Provided passage:
:::
Whereas our Torah clearly beseeches us: “Do not oppress your fellow (Leviticus 19:13),” “Do not stand on the blood of your friend (Leviticus 19:16)” and therefore our communal response, as Jews committed to cultivating holiness, necessitates us to actively reach out and respond to hurt and hopelessness with holy conversation, and
Whereas for too long, individuals suffering with mental illness have felt shamed and struggled along in silence cutting off necessary support and consequently, loved ones feel equally silenced and shamed with the result of devastating ripple effects, and
Whereas we can speak about mental illness without speaking about suicide, we cannot speak about suicide without speaking about mental illness and,
Whereas in 2016, suicide was the tenth leading cause of death overall in the United States (claiming nearly 45,000 lives) and the second leading cause of death for children and young adults ages 10 to 34, according to the Centers for Disease Control and Prevention, and despite an increase in education and preventative measures, the percentage of individuals who lose their lives to suicide continues to rise, and
Whereas for years our tradition forbade burial in a Jewish cemetery for those who died by suicide and parents were discouraged from observing traditional Jewish mourning practices, and moreover, the community was not held responsible for offering comfort to such families, and
Whereas today most segments of the Jewish community understand suicide as mental illness and as such, rabbis do not hesitate before embracing a family and guiding the family through every step of the mourning process—from the cemetery through kaddish and beyond, the message has not fully reached our congregants.
:::
Problem set:
a - Decide whether each statement agrees with the passage on suicide and mental illness, answering yes or no and quoting the words of the passage that settle it. (i) In 2016, suicide was the second leading cause of death for people ages 10 to 34. (ii) Jewish tradition has always allowed burial in a Jewish cemetery for those who died by suicide. (iii) Education and preventative measures have lowered the percentage of people who lose their lives to suicide.
b - Extend the passage on suicide and mental illness, beginning after its final sentence.
The entries that come next are separate material with no connection to the passage on suicide and mental illness.

Stored data entries
:::
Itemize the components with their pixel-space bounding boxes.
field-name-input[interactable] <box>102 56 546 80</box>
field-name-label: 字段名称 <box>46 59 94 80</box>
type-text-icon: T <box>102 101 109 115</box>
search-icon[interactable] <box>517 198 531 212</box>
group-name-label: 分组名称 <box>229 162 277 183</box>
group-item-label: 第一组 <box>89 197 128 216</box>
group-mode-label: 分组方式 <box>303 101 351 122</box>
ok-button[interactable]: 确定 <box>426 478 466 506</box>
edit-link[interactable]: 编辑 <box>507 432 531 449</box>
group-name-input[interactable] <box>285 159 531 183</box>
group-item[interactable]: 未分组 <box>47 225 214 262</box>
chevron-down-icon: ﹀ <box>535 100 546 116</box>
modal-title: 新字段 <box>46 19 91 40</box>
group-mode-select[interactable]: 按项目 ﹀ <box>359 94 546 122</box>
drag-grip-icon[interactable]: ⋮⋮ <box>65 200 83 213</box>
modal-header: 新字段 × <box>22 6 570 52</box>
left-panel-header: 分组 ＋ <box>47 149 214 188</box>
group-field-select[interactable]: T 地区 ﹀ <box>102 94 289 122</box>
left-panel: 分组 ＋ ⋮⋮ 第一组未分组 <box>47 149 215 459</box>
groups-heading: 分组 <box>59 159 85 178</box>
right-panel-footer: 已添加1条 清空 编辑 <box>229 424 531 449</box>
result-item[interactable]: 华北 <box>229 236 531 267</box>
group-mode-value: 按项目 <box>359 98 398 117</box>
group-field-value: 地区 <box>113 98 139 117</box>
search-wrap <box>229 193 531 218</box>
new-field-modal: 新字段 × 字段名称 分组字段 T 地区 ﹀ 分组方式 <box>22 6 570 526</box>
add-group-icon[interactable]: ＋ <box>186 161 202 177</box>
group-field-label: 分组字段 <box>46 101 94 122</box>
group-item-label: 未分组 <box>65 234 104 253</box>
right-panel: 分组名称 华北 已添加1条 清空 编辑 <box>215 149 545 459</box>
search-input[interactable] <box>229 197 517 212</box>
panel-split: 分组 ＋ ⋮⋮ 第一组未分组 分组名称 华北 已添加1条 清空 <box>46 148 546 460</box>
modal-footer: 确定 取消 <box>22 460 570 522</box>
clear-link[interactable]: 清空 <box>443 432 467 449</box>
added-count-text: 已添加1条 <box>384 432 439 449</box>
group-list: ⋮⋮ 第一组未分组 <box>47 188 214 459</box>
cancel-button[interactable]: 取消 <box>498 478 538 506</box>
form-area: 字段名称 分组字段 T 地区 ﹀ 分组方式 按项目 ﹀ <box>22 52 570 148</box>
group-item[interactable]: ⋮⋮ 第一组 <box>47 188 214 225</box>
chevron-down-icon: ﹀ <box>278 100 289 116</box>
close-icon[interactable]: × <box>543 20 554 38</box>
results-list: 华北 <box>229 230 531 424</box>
:::
Answers for each item:
a -
(i) Yes: "the second leading cause of death for children and young adults ages 10 to 34"
(ii) No: "for years our tradition forbade burial in a Jewish cemetery for those who died by suicide"
(iii) No: "despite an increase in education and preventative measures, the percentage of individuals who lose their lives to suicide continues to rise"

b -
Now therefore be it resolved, that the Rabbinical Assembly call on governments to research and fund mental health resources as well as new initiatives to curtail this growing epidemic, and on its members, to offer resources and support to those at risk, those who suffer from mental illness, along with the family members who suffer alongside of their loved ones, and
Be it further resolved that Rabbinical Assembly members seek out opportunities to teach and preach about both mental illness and suicide prevention to help remove stigma and shame,
Be it further resolved that the Rabbinical Assembly create opportunities to share both resources from our rich tradition as well as current scientific and cultural studies and trends, so that we all clearly show in word and deed how Jewish tradition has evolved in its attitude towards suicide and assure that a full host of Jewish rituals is available to those tragically affected.